Find the lines that include the string "weeks" and report how many there are. Give no other text.

## Records shown
----

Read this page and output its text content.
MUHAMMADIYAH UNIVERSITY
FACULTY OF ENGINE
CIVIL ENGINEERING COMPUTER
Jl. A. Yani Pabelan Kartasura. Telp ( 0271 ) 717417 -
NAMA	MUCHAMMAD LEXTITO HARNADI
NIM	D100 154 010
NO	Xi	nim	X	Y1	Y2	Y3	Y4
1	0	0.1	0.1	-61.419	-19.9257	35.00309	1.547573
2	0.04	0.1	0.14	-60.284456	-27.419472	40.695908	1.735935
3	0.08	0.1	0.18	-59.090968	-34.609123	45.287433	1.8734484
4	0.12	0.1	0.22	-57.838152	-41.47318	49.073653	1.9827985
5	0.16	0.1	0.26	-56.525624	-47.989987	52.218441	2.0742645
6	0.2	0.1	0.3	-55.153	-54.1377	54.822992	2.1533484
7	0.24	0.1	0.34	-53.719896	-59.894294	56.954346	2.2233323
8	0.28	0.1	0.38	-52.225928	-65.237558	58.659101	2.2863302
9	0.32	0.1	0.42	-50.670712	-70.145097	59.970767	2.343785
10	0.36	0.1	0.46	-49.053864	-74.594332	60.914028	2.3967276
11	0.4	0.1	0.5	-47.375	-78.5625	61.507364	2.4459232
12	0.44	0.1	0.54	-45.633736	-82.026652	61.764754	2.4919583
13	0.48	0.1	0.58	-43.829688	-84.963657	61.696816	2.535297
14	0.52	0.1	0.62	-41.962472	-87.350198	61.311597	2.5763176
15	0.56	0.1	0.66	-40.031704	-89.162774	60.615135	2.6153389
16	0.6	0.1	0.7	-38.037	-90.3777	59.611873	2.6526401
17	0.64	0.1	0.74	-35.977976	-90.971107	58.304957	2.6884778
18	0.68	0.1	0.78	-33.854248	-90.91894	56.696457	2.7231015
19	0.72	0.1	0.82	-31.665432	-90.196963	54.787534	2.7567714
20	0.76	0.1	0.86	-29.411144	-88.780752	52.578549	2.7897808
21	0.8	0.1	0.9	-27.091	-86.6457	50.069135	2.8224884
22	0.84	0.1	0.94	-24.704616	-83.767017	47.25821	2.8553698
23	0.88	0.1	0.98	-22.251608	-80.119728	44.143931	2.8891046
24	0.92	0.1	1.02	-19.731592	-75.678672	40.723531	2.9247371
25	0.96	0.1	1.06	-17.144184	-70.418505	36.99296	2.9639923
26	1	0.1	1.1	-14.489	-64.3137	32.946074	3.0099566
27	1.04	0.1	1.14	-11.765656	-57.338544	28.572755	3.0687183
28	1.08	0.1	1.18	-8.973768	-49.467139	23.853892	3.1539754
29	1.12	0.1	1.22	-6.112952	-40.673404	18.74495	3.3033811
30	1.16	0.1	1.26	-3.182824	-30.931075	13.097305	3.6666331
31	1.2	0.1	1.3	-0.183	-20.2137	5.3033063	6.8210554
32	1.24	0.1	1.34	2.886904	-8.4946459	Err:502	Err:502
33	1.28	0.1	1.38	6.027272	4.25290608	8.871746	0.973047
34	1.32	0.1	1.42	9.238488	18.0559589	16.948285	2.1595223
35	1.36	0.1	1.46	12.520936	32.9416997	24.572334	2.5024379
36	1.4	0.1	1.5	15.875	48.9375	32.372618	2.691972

----

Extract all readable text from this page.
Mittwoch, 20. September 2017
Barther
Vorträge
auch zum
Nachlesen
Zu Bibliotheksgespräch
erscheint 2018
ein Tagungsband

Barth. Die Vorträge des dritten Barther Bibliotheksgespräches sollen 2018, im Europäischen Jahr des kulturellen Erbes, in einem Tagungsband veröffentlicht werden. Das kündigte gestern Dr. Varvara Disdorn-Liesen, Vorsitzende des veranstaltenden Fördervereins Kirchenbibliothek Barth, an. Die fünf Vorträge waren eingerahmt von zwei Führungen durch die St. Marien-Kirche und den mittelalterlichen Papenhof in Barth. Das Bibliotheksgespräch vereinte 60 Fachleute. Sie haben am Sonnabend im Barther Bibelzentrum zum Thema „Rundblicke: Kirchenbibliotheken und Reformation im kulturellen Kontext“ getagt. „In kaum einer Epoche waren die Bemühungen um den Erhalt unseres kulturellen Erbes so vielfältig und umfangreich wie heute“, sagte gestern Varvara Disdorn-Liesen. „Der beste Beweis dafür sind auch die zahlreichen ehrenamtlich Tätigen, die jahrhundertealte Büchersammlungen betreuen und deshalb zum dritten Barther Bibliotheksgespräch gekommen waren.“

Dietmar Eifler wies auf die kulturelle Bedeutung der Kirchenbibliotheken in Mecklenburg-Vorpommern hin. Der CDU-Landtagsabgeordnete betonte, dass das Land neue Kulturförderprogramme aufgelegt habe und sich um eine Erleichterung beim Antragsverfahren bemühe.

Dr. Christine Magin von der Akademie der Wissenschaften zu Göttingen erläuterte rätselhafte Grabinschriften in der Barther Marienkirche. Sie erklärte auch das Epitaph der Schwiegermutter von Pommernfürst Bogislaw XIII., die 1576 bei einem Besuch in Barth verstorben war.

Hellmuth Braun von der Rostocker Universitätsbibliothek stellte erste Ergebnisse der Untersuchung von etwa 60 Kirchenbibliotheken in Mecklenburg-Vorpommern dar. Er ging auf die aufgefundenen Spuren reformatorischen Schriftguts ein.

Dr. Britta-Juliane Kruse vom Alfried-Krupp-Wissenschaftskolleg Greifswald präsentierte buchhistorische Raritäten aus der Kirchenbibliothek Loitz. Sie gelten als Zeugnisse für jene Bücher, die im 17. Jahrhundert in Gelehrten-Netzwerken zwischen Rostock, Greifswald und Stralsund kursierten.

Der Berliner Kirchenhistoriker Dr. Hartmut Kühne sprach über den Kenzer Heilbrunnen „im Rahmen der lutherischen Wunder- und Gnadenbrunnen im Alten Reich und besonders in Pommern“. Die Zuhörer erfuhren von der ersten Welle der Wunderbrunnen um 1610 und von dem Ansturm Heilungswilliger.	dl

----

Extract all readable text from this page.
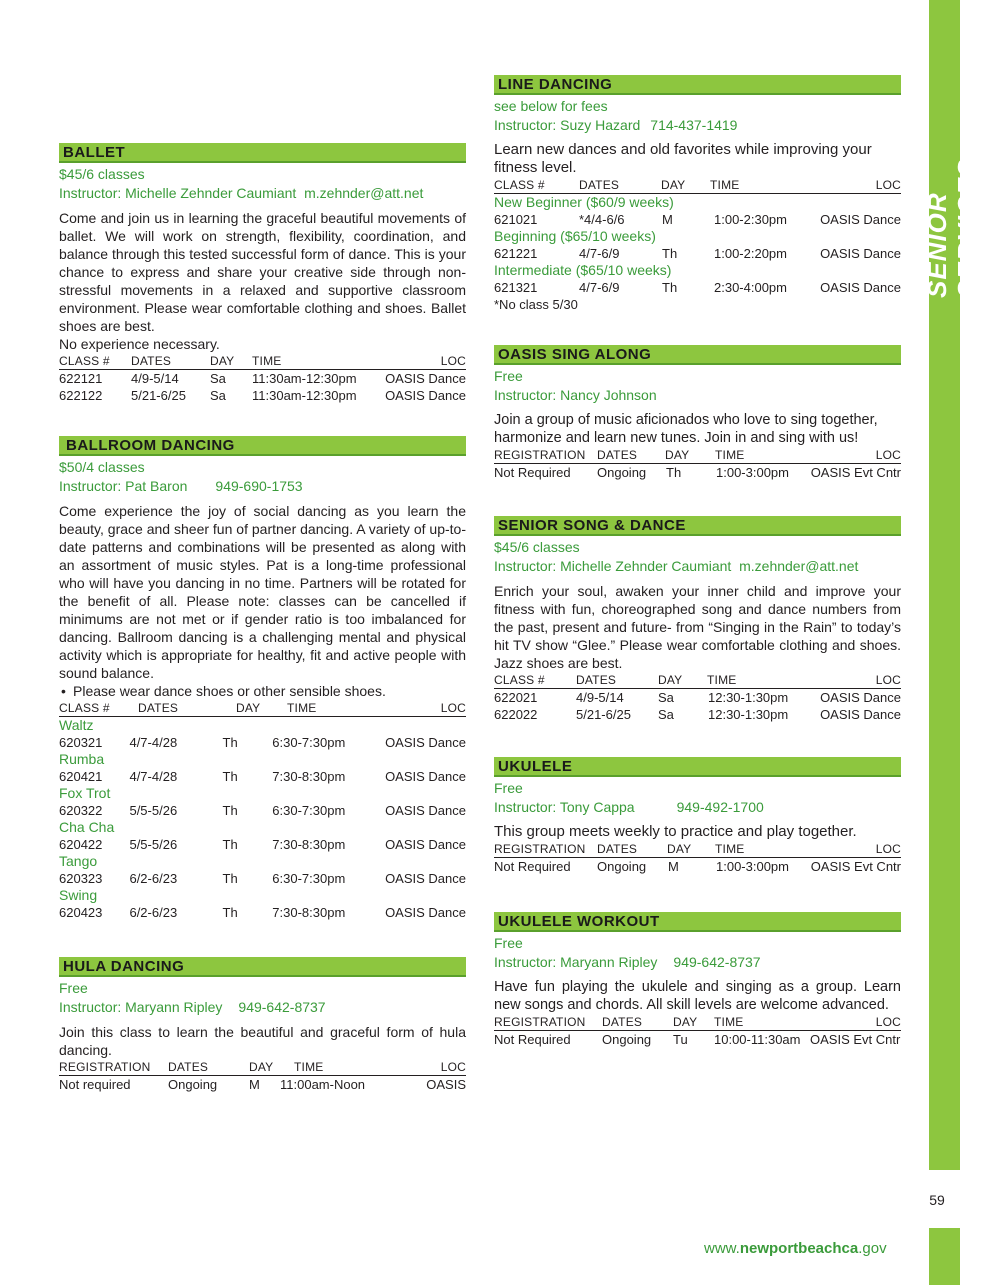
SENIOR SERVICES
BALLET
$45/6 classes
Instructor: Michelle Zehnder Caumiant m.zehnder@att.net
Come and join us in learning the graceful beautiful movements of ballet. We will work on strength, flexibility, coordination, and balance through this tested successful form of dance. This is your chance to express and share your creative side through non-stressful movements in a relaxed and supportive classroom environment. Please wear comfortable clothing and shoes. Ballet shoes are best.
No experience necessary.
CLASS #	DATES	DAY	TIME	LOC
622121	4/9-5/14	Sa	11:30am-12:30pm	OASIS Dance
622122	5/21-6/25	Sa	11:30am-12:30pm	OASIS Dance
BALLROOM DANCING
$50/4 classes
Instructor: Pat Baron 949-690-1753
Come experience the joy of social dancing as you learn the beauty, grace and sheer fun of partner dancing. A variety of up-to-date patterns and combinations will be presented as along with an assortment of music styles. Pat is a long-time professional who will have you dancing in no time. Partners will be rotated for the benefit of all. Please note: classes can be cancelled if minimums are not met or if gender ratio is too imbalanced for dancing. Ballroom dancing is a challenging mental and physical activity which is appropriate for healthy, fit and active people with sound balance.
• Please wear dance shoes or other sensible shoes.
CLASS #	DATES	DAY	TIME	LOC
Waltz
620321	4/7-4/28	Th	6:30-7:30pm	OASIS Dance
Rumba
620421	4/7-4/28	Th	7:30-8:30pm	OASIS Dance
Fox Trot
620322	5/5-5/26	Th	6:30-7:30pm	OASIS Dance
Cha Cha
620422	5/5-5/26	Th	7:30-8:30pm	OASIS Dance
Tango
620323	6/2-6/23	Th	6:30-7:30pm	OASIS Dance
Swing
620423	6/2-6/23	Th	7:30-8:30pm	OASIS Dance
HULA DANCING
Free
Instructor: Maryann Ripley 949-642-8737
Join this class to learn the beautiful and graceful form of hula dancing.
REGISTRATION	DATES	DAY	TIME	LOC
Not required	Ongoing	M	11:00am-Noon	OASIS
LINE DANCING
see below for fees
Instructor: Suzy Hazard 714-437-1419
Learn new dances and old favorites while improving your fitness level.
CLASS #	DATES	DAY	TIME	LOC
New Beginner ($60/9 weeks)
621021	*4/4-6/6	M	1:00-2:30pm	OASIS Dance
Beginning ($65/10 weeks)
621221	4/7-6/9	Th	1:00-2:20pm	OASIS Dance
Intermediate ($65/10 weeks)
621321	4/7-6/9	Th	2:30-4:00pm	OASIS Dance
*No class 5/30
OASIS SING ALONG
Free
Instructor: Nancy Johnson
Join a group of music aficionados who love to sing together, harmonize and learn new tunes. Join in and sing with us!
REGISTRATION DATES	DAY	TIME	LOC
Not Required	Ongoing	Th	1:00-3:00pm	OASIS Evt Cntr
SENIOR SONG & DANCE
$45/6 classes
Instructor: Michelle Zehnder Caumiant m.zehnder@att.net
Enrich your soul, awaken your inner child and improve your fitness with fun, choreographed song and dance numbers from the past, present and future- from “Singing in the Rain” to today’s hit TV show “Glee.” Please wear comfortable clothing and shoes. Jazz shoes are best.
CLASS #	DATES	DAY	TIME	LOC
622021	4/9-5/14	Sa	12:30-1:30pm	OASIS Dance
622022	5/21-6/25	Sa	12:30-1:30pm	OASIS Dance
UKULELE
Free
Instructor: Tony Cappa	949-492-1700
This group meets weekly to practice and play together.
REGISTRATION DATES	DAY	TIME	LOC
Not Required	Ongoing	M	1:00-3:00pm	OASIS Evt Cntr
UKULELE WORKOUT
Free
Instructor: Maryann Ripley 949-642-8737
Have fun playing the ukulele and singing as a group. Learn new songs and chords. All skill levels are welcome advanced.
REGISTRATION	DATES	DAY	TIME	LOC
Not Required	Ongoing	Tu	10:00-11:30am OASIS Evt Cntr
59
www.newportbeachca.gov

----

## Response
3